◆ **Your objective**
Return every entry exactly.

════════

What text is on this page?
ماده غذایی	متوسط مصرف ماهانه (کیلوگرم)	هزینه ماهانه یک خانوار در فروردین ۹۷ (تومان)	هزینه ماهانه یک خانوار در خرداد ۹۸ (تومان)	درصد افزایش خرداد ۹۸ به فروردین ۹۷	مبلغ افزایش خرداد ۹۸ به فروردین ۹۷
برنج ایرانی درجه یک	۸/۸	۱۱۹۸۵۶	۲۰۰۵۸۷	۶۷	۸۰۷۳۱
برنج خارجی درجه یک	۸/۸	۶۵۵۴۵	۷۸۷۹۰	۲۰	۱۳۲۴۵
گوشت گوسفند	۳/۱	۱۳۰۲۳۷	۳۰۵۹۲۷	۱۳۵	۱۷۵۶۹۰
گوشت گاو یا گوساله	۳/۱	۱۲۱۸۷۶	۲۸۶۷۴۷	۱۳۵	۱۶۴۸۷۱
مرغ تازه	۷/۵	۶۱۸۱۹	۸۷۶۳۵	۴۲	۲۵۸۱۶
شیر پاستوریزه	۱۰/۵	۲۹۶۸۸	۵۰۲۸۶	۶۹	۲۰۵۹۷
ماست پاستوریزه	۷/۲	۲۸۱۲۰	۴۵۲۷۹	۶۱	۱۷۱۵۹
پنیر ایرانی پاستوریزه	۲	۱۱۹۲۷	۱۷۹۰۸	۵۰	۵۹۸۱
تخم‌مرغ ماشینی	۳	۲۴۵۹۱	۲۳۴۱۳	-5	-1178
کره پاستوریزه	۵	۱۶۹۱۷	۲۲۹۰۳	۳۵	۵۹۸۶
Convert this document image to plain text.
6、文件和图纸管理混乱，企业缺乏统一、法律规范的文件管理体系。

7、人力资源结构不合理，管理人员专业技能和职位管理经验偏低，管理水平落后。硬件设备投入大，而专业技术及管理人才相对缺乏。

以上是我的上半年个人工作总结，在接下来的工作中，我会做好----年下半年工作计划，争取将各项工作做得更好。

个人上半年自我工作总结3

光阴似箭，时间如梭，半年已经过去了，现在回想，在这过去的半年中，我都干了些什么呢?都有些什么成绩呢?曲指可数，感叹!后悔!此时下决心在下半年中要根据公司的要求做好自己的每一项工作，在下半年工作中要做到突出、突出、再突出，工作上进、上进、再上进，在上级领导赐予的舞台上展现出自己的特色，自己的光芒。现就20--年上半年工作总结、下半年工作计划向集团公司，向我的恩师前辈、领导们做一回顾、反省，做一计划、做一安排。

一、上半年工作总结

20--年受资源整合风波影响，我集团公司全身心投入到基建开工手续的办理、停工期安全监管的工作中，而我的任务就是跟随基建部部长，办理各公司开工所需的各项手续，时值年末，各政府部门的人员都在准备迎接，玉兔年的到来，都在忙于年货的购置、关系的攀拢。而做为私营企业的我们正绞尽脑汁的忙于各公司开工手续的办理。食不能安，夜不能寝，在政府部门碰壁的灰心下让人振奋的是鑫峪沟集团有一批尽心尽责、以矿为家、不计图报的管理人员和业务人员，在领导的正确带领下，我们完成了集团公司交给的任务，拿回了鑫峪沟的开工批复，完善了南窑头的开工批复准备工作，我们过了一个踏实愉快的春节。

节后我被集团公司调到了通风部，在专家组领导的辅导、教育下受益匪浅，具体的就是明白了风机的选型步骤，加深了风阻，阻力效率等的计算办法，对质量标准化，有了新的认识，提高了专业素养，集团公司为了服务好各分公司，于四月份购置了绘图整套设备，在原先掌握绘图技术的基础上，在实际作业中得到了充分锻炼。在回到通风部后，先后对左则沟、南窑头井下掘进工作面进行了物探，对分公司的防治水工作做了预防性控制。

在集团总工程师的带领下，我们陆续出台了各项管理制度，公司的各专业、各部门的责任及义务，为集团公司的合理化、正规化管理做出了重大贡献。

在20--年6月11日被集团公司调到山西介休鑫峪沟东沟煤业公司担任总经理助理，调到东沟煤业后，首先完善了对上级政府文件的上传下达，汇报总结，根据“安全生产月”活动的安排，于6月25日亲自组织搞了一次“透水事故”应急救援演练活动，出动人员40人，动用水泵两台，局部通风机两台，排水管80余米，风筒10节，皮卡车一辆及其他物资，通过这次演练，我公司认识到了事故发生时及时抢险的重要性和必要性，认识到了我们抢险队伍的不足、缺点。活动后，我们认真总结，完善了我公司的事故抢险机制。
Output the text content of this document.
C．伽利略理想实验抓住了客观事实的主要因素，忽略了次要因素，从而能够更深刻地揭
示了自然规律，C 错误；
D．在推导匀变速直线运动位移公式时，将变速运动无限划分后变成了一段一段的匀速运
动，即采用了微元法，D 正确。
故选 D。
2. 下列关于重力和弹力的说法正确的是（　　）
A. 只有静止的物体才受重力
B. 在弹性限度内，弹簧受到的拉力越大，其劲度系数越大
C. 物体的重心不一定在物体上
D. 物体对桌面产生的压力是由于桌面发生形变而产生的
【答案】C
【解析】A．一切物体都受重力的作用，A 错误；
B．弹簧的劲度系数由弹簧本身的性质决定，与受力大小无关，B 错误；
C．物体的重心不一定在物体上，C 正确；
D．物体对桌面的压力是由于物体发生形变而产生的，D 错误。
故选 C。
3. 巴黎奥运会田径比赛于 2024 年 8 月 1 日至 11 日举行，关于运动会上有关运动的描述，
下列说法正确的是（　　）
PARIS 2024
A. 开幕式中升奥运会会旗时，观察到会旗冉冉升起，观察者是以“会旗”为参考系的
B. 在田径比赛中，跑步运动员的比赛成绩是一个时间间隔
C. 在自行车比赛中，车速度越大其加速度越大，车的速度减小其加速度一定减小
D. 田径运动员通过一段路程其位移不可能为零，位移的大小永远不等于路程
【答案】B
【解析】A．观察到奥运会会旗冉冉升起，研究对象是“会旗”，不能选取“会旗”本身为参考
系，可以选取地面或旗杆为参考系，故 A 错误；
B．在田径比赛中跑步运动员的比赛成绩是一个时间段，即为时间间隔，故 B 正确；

════════

◆ **Exercise result**
What text is on this page?
ماده غذایی	متوسط مصرف ماهانه (کیلوگرم)	هزینه ماهانه یک خانوار در فروردین ۹۷ (تومان)	هزینه ماهانه یک خانوار در خرداد ۹۸ (تومان)	درصد افزایش خرداد ۹۸ به فروردین ۹۷	مبلغ افزایش خرداد ۹۸ به فروردین ۹۷
برنج ایرانی درجه یک	۸/۸	۱۱۹۸۵۶	۲۰۰۵۸۷	۶۷	۸۰۷۳۱
برنج خارجی درجه یک	۸/۸	۶۵۵۴۵	۷۸۷۹۰	۲۰	۱۳۲۴۵
گوشت گوسفند	۳/۱	۱۳۰۲۳۷	۳۰۵۹۲۷	۱۳۵	۱۷۵۶۹۰
گوشت گاو یا گوساله	۳/۱	۱۲۱۸۷۶	۲۸۶۷۴۷	۱۳۵	۱۶۴۸۷۱
مرغ تازه	۷/۵	۶۱۸۱۹	۸۷۶۳۵	۴۲	۲۵۸۱۶
شیر پاستوریزه	۱۰/۵	۲۹۶۸۸	۵۰۲۸۶	۶۹	۲۰۵۹۷
ماست پاستوریزه	۷/۲	۲۸۱۲۰	۴۵۲۷۹	۶۱	۱۷۱۵۹
پنیر ایرانی پاستوریزه	۲	۱۱۹۲۷	۱۷۹۰۸	۵۰	۵۹۸۱
تخم‌مرغ ماشینی	۳	۲۴۵۹۱	۲۳۴۱۳	-5	-1178
کره پاستوریزه	۵	۱۶۹۱۷	۲۲۹۰۳	۳۵	۵۹۸۶
Convert this document image to plain text.
6、文件和图纸管理混乱，企业缺乏统一、法律规范的文件管理体系。

7、人力资源结构不合理，管理人员专业技能和职位管理经验偏低，管理水平落后。硬件设备投入大，而专业技术及管理人才相对缺乏。

以上是我的上半年个人工作总结，在接下来的工作中，我会做好----年下半年工作计划，争取将各项工作做得更好。

个人上半年自我工作总结3

光阴似箭，时间如梭，半年已经过去了，现在回想，在这过去的半年中，我都干了些什么呢?都有些什么成绩呢?曲指可数，感叹!后悔!此时下决心在下半年中要根据公司的要求做好自己的每一项工作，在下半年工作中要做到突出、突出、再突出，工作上进、上进、再上进，在上级领导赐予的舞台上展现出自己的特色，自己的光芒。现就20--年上半年工作总结、下半年工作计划向集团公司，向我的恩师前辈、领导们做一回顾、反省，做一计划、做一安排。

一、上半年工作总结

20--年受资源整合风波影响，我集团公司全身心投入到基建开工手续的办理、停工期安全监管的工作中，而我的任务就是跟随基建部部长，办理各公司开工所需的各项手续，时值年末，各政府部门的人员都在准备迎接，玉兔年的到来，都在忙于年货的购置、关系的攀拢。而做为私营企业的我们正绞尽脑汁的忙于各公司开工手续的办理。食不能安，夜不能寝，在政府部门碰壁的灰心下让人振奋的是鑫峪沟集团有一批尽心尽责、以矿为家、不计图报的管理人员和业务人员，在领导的正确带领下，我们完成了集团公司交给的任务，拿回了鑫峪沟的开工批复，完善了南窑头的开工批复准备工作，我们过了一个踏实愉快的春节。

节后我被集团公司调到了通风部，在专家组领导的辅导、教育下受益匪浅，具体的就是明白了风机的选型步骤，加深了风阻，阻力效率等的计算办法，对质量标准化，有了新的认识，提高了专业素养，集团公司为了服务好各分公司，于四月份购置了绘图整套设备，在原先掌握绘图技术的基础上，在实际作业中得到了充分锻炼。在回到通风部后，先后对左则沟、南窑头井下掘进工作面进行了物探，对分公司的防治水工作做了预防性控制。

在集团总工程师的带领下，我们陆续出台了各项管理制度，公司的各专业、各部门的责任及义务，为集团公司的合理化、正规化管理做出了重大贡献。

在20--年6月11日被集团公司调到山西介休鑫峪沟东沟煤业公司担任总经理助理，调到东沟煤业后，首先完善了对上级政府文件的上传下达，汇报总结，根据“安全生产月”活动的安排，于6月25日亲自组织搞了一次“透水事故”应急救援演练活动，出动人员40人，动用水泵两台，局部通风机两台，排水管80余米，风筒10节，皮卡车一辆及其他物资，通过这次演练，我公司认识到了事故发生时及时抢险的重要性和必要性，认识到了我们抢险队伍的不足、缺点。活动后，我们认真总结，完善了我公司的事故抢险机制。
Output the text content of this document.
C．伽利略理想实验抓住了客观事实的主要因素，忽略了次要因素，从而能够更深刻地揭
示了自然规律，C 错误；
D．在推导匀变速直线运动位移公式时，将变速运动无限划分后变成了一段一段的匀速运
动，即采用了微元法，D 正确。
故选 D。
2. 下列关于重力和弹力的说法正确的是（　　）
A. 只有静止的物体才受重力
B. 在弹性限度内，弹簧受到的拉力越大，其劲度系数越大
C. 物体的重心不一定在物体上
D. 物体对桌面产生的压力是由于桌面发生形变而产生的
【答案】C
【解析】A．一切物体都受重力的作用，A 错误；
B．弹簧的劲度系数由弹簧本身的性质决定，与受力大小无关，B 错误；
C．物体的重心不一定在物体上，C 正确；
D．物体对桌面的压力是由于物体发生形变而产生的，D 错误。
故选 C。
3. 巴黎奥运会田径比赛于 2024 年 8 月 1 日至 11 日举行，关于运动会上有关运动的描述，
下列说法正确的是（　　）
PARIS 2024
A. 开幕式中升奥运会会旗时，观察到会旗冉冉升起，观察者是以“会旗”为参考系的
B. 在田径比赛中，跑步运动员的比赛成绩是一个时间间隔
C. 在自行车比赛中，车速度越大其加速度越大，车的速度减小其加速度一定减小
D. 田径运动员通过一段路程其位移不可能为零，位移的大小永远不等于路程
【答案】B
【解析】A．观察到奥运会会旗冉冉升起，研究对象是“会旗”，不能选取“会旗”本身为参考
系，可以选取地面或旗杆为参考系，故 A 错误；
B．在田径比赛中跑步运动员的比赛成绩是一个时间段，即为时间间隔，故 B 正确；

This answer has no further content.